### Exercise
Report how many lines hold the word "осуществления"; answer with the number alone.
** Start Supplied material **
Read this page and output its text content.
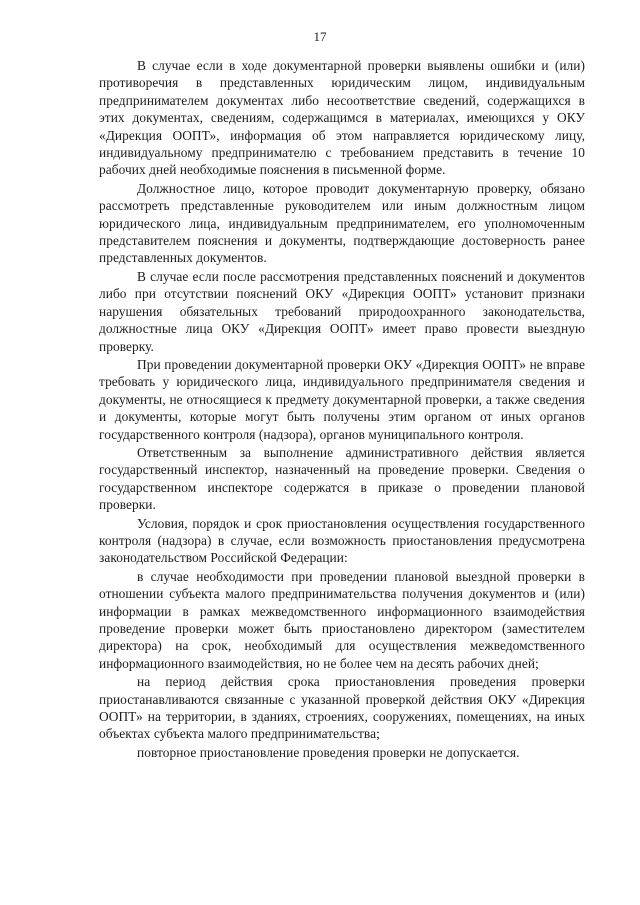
17

В случае если в ходе документарной проверки выявлены ошибки и (или) противоречия в представленных юридическим лицом, индивидуальным предпринимателем документах либо несоответствие сведений, содержащихся в этих документах, сведениям, содержащимся в материалах, имеющихся у ОКУ «Дирекция ООПТ», информация об этом направляется юридическому лицу, индивидуальному предпринимателю с требованием представить в течение 10 рабочих дней необходимые пояснения в письменной форме.

Должностное лицо, которое проводит документарную проверку, обязано рассмотреть представленные руководителем или иным должностным лицом юридического лица, индивидуальным предпринимателем, его уполномоченным представителем пояснения и документы, подтверждающие достоверность ранее представленных документов.

В случае если после рассмотрения представленных пояснений и документов либо при отсутствии пояснений ОКУ «Дирекция ООПТ» установит признаки нарушения обязательных требований природоохранного законодательства, должностные лица ОКУ «Дирекция ООПТ» имеет право провести выездную проверку.

При проведении документарной проверки ОКУ «Дирекция ООПТ» не вправе требовать у юридического лица, индивидуального предпринимателя сведения и документы, не относящиеся к предмету документарной проверки, а также сведения и документы, которые могут быть получены этим органом от иных органов государственного контроля (надзора), органов муниципального контроля.

Ответственным за выполнение административного действия является государственный инспектор, назначенный на проведение проверки. Сведения о государственном инспекторе содержатся в приказе о проведении плановой проверки.

Условия, порядок и срок приостановления осуществления государственного контроля (надзора) в случае, если возможность приостановления предусмотрена законодательством Российской Федерации:

в случае необходимости при проведении плановой выездной проверки в отношении субъекта малого предпринимательства получения документов и (или) информации в рамках межведомственного информационного взаимодействия проведение проверки может быть приостановлено директором (заместителем директора) на срок, необходимый для осуществления межведомственного информационного взаимодействия, но не более чем на десять рабочих дней;

на период действия срока приостановления проведения проверки приостанавливаются связанные с указанной проверкой действия ОКУ «Дирекция ООПТ» на территории, в зданиях, строениях, сооружениях, помещениях, на иных объектах субъекта малого предпринимательства;

повторное приостановление проведения проверки не допускается.
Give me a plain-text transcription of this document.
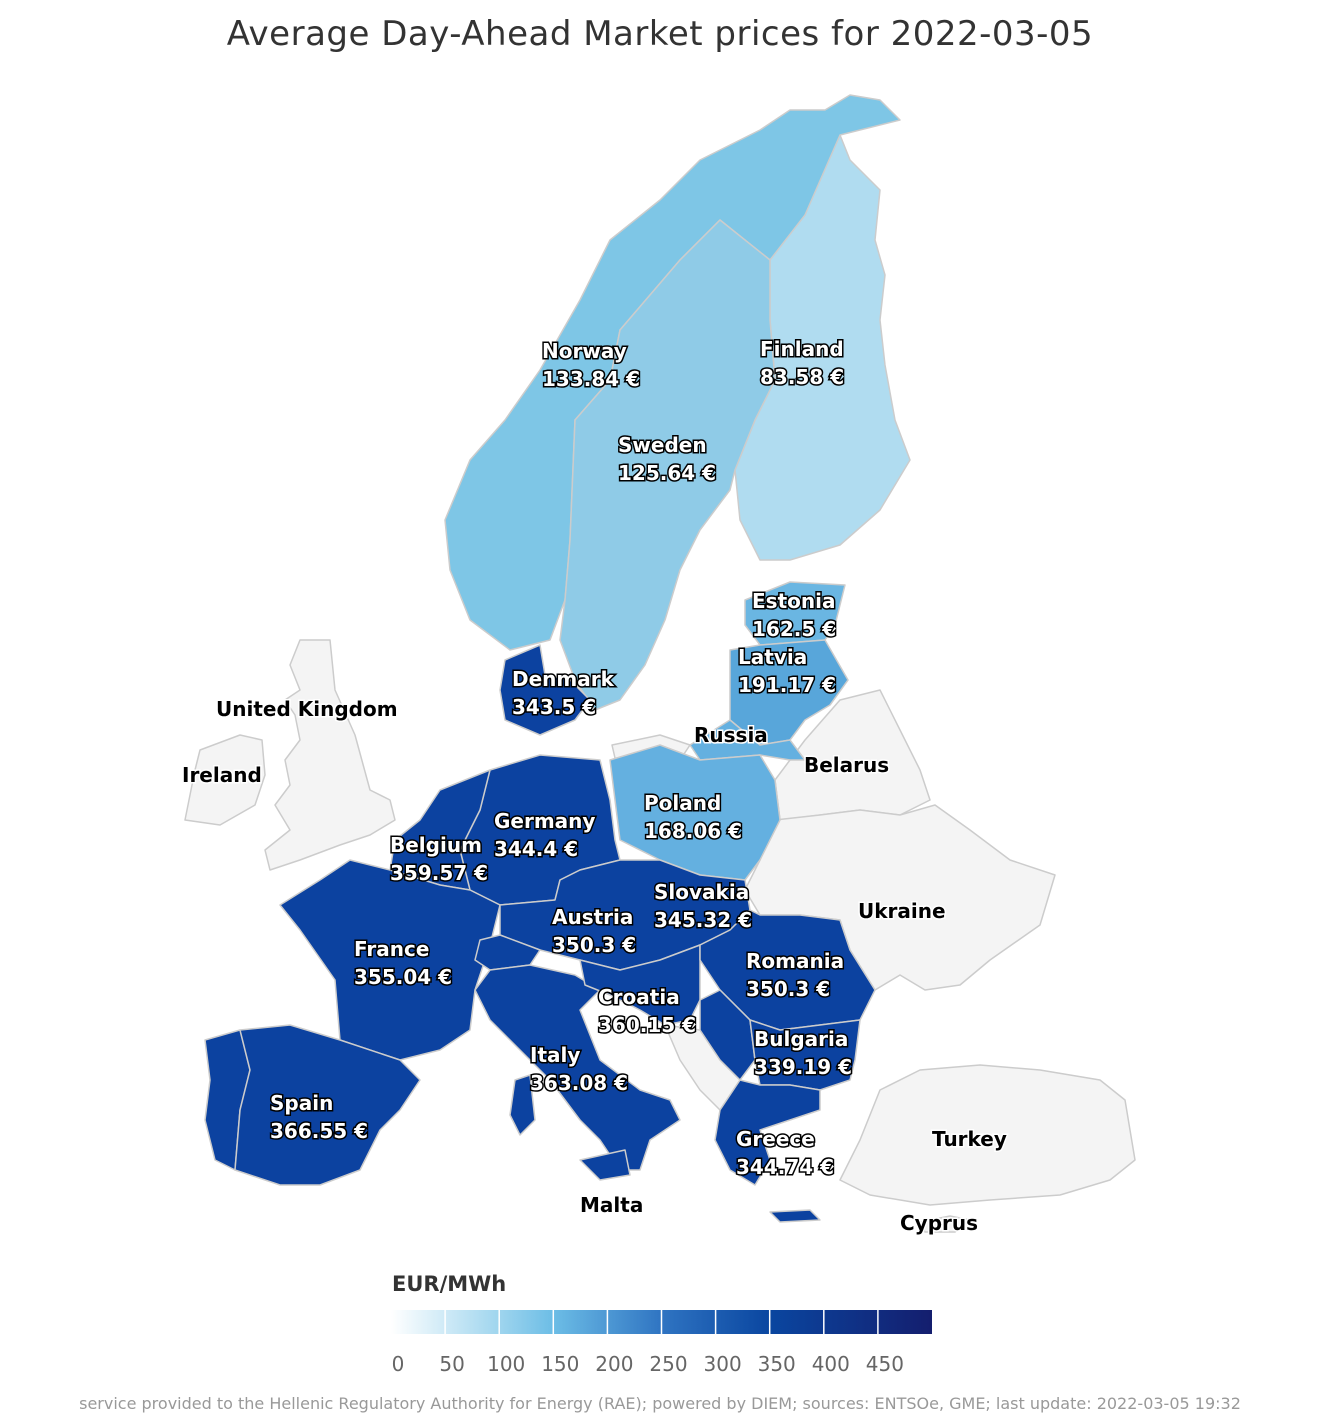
Average Day-Ahead Market prices for 2022-03-05
Norway
133.84 €
Finland
83.58 €
Sweden
125.64 €
Estonia
162.5 €
Latvia
191.17 €
Denmark
343.5 €
Poland
168.06 €
Germany
344.4 €
Belgium
359.57 €
Slovakia
345.32 €
Austria
350.3 €
France
355.04 €
Romania
350.3 €
Croatia
360.15 €
Bulgaria
339.19 €
Italy
363.08 €
Spain
366.55 €	Greece
344.74 €
United Kingdom
Ireland
Russia
Belarus
Ukraine
Turkey
Malta
Cyprus
EUR/MWh
0 50 100 150 200 250 300 350 400 450
service provided to the Hellenic Regulatory Authority for Energy (RAE); powered by DIEM; sources: ENTSOe, GME; last update: 2022-03-05 19:32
** End Supplied material **
### Exercise solution
2